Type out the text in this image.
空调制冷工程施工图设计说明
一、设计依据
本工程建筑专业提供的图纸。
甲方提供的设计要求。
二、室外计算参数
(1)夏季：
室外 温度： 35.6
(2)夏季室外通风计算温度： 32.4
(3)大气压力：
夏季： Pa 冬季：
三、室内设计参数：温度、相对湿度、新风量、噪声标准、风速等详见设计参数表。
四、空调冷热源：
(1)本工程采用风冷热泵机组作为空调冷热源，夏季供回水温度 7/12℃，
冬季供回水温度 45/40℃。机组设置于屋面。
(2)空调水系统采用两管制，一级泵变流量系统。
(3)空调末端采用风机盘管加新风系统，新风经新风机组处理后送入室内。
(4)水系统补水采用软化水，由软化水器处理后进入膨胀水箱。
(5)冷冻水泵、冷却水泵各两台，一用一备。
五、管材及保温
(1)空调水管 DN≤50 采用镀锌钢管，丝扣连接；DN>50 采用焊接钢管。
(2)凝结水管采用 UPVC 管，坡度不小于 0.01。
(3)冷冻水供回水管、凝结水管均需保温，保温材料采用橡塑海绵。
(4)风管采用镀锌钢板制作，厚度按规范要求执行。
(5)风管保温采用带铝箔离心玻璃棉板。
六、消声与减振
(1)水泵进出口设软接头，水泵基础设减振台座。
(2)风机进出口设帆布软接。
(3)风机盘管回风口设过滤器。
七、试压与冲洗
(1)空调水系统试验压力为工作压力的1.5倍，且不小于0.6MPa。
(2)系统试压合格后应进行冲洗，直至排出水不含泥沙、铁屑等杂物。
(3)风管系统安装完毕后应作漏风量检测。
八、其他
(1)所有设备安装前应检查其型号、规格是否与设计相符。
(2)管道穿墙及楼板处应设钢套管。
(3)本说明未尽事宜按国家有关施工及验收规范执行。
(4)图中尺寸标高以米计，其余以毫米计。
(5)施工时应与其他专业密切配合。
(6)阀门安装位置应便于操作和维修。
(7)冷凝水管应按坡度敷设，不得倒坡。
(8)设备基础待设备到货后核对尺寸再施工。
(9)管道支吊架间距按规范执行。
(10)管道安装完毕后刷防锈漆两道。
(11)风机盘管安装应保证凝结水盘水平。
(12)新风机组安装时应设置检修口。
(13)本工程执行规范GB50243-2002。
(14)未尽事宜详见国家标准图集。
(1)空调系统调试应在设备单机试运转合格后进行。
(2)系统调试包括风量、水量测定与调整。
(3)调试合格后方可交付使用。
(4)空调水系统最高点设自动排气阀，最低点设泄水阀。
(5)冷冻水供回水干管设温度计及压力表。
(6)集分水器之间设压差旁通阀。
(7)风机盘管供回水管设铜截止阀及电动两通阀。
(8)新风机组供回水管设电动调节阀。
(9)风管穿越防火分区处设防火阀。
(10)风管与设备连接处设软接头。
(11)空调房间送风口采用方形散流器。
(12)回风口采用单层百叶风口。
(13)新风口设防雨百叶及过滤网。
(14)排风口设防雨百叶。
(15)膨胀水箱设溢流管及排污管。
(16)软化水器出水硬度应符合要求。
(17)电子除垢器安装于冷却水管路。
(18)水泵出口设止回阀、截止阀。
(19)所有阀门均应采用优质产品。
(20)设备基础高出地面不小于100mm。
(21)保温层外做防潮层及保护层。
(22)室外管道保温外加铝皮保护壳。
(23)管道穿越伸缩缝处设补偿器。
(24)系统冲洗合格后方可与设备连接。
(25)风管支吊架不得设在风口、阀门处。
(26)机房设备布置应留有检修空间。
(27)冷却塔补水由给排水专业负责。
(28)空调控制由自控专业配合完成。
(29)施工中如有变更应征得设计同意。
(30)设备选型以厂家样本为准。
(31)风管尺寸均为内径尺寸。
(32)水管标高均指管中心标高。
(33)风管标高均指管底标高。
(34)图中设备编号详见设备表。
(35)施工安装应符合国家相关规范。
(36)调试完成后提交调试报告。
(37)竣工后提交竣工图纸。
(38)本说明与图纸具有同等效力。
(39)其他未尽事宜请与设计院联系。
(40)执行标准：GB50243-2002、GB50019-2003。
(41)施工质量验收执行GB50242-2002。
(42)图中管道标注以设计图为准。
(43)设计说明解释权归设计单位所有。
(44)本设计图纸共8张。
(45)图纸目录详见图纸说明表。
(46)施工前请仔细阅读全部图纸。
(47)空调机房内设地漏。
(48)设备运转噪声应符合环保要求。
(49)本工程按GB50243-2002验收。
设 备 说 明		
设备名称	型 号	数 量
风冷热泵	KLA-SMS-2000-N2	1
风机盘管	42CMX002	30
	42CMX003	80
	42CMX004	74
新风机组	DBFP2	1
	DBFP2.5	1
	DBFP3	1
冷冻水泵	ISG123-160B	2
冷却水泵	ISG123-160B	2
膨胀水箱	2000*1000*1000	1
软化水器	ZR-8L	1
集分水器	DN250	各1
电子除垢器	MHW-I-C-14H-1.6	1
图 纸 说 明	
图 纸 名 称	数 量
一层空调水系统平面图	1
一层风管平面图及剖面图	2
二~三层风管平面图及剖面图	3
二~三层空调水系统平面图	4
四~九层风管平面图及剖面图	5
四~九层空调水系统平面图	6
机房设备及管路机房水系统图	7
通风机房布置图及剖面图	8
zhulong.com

Given request » Count the lines of the data that contain the string "冷冻水泵", and reply with that number alone.

Answer to the problem » 2